## MATERIAL
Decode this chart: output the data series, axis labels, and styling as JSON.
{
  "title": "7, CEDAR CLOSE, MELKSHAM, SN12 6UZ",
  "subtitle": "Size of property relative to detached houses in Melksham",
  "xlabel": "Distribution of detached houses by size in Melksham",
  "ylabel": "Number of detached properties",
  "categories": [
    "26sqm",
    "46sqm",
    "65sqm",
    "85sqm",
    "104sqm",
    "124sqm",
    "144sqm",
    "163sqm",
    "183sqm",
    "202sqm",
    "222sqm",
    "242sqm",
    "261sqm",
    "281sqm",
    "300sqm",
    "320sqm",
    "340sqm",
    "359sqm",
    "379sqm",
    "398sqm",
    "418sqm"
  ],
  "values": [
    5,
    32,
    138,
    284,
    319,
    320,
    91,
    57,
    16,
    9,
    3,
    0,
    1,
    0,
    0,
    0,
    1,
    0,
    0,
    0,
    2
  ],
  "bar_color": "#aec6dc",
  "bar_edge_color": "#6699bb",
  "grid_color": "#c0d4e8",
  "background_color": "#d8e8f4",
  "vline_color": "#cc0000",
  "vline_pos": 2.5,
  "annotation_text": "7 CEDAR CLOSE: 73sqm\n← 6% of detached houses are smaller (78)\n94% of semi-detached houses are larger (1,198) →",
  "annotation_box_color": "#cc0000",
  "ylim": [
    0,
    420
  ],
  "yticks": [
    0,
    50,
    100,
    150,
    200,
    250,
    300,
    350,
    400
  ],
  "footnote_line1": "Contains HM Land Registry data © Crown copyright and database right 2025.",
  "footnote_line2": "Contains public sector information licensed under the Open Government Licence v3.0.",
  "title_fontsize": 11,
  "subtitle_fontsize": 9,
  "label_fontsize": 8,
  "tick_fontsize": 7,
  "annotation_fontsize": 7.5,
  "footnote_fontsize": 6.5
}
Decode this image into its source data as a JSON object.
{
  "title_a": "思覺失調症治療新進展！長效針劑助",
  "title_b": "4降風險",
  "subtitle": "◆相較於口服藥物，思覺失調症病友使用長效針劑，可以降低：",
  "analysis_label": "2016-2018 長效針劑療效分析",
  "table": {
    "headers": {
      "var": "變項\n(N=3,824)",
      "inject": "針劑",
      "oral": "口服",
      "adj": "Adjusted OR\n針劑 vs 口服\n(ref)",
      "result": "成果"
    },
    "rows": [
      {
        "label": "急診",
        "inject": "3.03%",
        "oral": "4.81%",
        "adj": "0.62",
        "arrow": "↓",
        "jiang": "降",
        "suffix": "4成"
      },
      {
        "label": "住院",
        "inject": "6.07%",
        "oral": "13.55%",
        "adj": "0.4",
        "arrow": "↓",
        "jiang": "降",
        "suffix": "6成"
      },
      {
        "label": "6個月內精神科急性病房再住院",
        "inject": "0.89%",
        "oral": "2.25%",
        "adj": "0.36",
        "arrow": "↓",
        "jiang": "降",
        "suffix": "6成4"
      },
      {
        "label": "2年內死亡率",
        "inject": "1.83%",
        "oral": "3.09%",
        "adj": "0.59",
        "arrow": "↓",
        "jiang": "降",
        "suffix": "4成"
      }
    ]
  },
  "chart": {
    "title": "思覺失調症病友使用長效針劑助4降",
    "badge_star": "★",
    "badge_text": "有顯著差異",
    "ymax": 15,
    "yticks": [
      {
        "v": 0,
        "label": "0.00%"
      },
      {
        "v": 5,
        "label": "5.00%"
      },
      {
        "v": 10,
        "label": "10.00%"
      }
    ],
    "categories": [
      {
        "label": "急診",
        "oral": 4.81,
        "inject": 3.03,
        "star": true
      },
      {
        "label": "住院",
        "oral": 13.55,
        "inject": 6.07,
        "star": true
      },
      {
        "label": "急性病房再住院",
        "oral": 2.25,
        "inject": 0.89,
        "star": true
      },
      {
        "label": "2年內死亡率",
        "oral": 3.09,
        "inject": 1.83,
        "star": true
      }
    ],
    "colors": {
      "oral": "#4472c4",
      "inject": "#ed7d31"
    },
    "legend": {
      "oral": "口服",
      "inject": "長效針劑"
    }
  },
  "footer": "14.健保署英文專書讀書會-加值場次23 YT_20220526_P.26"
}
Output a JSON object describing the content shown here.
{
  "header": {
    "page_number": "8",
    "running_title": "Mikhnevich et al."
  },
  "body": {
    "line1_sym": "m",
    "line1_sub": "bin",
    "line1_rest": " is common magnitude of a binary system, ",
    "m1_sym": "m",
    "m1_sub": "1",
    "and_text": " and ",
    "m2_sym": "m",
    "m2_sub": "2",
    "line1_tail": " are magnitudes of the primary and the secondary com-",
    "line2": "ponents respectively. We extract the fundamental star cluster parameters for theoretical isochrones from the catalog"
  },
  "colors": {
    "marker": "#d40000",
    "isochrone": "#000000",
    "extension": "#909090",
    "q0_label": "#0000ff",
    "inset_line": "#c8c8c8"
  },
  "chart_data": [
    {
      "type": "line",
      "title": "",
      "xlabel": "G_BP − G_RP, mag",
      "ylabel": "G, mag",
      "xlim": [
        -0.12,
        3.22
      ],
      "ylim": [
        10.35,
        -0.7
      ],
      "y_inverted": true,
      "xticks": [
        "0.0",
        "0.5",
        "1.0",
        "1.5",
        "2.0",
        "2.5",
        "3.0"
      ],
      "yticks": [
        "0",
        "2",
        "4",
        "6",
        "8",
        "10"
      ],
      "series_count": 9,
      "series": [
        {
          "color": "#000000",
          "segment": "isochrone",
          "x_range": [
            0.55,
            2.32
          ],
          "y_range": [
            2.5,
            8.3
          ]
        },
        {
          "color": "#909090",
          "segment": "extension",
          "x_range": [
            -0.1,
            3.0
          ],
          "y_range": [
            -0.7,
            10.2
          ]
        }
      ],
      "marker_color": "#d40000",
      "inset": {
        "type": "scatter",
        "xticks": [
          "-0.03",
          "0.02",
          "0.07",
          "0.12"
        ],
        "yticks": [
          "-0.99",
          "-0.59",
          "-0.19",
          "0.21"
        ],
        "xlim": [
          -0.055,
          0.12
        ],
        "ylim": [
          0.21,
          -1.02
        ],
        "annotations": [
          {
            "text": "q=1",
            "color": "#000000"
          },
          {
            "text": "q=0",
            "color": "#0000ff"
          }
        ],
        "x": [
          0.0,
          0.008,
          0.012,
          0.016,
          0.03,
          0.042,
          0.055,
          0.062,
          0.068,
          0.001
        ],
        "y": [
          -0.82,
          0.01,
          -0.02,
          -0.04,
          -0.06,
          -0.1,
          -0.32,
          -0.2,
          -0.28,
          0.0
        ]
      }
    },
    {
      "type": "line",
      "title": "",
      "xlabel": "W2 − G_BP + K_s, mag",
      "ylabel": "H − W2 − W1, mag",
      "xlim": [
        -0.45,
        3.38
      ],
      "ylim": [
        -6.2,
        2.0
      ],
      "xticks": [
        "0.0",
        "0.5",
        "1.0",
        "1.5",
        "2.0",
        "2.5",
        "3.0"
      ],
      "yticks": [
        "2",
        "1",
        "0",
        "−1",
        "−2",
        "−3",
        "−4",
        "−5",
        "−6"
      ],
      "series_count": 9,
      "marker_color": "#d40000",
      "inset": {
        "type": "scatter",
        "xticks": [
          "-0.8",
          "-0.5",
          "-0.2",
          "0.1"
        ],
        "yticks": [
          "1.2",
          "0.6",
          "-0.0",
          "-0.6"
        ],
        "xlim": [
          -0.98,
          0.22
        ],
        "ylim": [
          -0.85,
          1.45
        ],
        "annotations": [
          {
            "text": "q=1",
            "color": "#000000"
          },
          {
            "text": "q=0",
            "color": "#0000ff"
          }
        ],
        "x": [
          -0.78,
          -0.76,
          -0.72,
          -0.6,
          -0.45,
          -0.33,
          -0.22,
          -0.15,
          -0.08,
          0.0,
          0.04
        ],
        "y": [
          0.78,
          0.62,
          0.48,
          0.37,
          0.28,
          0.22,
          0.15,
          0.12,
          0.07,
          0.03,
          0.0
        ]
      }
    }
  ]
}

## TASK TO COMPLETE
Copy each line from the data above that includes "object".

## SOLUTION FOR THIS PROBLEM
Decode this image into its source data as a JSON object.
Output a JSON object describing the content shown here.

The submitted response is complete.